• Stated exercise:
Repeat all entries exactly.
☆ ☆ ☆ ☆ ☆
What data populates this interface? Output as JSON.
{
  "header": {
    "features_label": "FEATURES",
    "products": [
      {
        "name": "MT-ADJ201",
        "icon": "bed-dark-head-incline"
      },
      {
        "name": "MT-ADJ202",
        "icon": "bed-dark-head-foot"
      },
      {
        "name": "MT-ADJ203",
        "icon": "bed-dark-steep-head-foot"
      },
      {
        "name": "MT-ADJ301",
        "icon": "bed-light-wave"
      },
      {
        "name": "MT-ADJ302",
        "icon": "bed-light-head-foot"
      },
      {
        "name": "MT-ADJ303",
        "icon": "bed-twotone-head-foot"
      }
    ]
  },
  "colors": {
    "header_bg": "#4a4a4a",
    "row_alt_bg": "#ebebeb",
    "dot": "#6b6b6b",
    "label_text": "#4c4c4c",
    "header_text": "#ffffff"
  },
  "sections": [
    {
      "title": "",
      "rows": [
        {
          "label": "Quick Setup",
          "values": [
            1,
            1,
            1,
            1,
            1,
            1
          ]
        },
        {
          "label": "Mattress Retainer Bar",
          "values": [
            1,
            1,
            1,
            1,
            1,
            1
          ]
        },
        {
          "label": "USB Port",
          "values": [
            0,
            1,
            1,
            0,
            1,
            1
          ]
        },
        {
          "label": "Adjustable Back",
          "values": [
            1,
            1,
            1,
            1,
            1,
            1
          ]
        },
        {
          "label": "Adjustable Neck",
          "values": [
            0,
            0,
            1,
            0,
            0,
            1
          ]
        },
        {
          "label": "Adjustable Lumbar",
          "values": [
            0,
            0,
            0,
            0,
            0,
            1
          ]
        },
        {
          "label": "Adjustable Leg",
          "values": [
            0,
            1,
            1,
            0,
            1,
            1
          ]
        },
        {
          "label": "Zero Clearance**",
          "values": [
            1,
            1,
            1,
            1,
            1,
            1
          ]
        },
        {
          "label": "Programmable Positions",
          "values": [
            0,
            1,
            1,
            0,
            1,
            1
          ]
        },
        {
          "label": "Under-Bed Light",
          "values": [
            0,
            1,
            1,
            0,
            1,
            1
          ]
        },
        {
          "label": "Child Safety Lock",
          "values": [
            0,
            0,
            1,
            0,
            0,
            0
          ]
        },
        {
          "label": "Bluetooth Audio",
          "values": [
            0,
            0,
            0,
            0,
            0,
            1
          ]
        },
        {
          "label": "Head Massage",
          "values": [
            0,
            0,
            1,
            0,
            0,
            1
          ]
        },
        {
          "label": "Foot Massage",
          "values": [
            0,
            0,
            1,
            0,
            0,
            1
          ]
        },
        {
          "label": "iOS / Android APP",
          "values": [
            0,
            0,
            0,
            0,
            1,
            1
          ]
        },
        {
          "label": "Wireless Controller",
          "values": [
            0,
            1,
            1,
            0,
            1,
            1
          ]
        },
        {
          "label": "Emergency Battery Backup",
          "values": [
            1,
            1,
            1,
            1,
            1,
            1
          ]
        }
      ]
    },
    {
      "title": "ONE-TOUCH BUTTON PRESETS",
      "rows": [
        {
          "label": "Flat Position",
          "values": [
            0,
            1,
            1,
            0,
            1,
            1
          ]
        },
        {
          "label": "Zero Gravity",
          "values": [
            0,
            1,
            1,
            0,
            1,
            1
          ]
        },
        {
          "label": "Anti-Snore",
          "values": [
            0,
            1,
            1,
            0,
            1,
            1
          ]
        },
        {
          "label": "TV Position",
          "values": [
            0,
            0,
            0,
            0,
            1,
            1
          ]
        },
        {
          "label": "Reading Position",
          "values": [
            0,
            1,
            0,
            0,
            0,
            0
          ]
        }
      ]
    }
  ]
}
☆ ☆ ☆ ☆ ☆
• Exercise output:
What data populates this interface? Output as JSON.
{
  "header": {
    "features_label": "FEATURES",
    "products": [
      {
        "name": "MT-ADJ201",
        "icon": "bed-dark-head-incline"
      },
      {
        "name": "MT-ADJ202",
        "icon": "bed-dark-head-foot"
      },
      {
        "name": "MT-ADJ203",
        "icon": "bed-dark-steep-head-foot"
      },
      {
        "name": "MT-ADJ301",
        "icon": "bed-light-wave"
      },
      {
        "name": "MT-ADJ302",
        "icon": "bed-light-head-foot"
      },
      {
        "name": "MT-ADJ303",
        "icon": "bed-twotone-head-foot"
      }
    ]
  },
  "colors": {
    "header_bg": "#4a4a4a",
    "row_alt_bg": "#ebebeb",
    "dot": "#6b6b6b",
    "label_text": "#4c4c4c",
    "header_text": "#ffffff"
  },
  "sections": [
    {
      "title": "",
      "rows": [
        {
          "label": "Quick Setup",
          "values": [
            1,
            1,
            1,
            1,
            1,
            1
          ]
        },
        {
          "label": "Mattress Retainer Bar",
          "values": [
            1,
            1,
            1,
            1,
            1,
            1
          ]
        },
        {
          "label": "USB Port",
          "values": [
            0,
            1,
            1,
            0,
            1,
            1
          ]
        },
        {
          "label": "Adjustable Back",
          "values": [
            1,
            1,
            1,
            1,
            1,
            1
          ]
        },
        {
          "label": "Adjustable Neck",
          "values": [
            0,
            0,
            1,
            0,
            0,
            1
          ]
        },
        {
          "label": "Adjustable Lumbar",
          "values": [
            0,
            0,
            0,
            0,
            0,
            1
          ]
        },
        {
          "label": "Adjustable Leg",
          "values": [
            0,
            1,
            1,
            0,
            1,
            1
          ]
        },
        {
          "label": "Zero Clearance**",
          "values": [
            1,
            1,
            1,
            1,
            1,
            1
          ]
        },
        {
          "label": "Programmable Positions",
          "values": [
            0,
            1,
            1,
            0,
            1,
            1
          ]
        },
        {
          "label": "Under-Bed Light",
          "values": [
            0,
            1,
            1,
            0,
            1,
            1
          ]
        },
        {
          "label": "Child Safety Lock",
          "values": [
            0,
            0,
            1,
            0,
            0,
            0
          ]
        },
        {
          "label": "Bluetooth Audio",
          "values": [
            0,
            0,
            0,
            0,
            0,
            1
          ]
        },
        {
          "label": "Head Massage",
          "values": [
            0,
            0,
            1,
            0,
            0,
            1
          ]
        },
        {
          "label": "Foot Massage",
          "values": [
            0,
            0,
            1,
            0,
            0,
            1
          ]
        },
        {
          "label": "iOS / Android APP",
          "values": [
            0,
            0,
            0,
            0,
            1,
            1
          ]
        },
        {
          "label": "Wireless Controller",
          "values": [
            0,
            1,
            1,
            0,
            1,
            1
          ]
        },
        {
          "label": "Emergency Battery Backup",
          "values": [
            1,
            1,
            1,
            1,
            1,
            1
          ]
        }
      ]
    },
    {
      "title": "ONE-TOUCH BUTTON PRESETS",
      "rows": [
        {
          "label": "Flat Position",
          "values": [
            0,
            1,
            1,
            0,
            1,
            1
          ]
        },
        {
          "label": "Zero Gravity",
          "values": [
            0,
            1,
            1,
            0,
            1,
            1
          ]
        },
        {
          "label": "Anti-Snore",
          "values": [
            0,
            1,
            1,
            0,
            1,
            1
          ]
        },
        {
          "label": "TV Position",
          "values": [
            0,
            0,
            0,
            0,
            1,
            1
          ]
        },
        {
          "label": "Reading Position",
          "values": [
            0,
            1,
            0,
            0,
            0,
            0
          ]
        }
      ]
    }
  ]
}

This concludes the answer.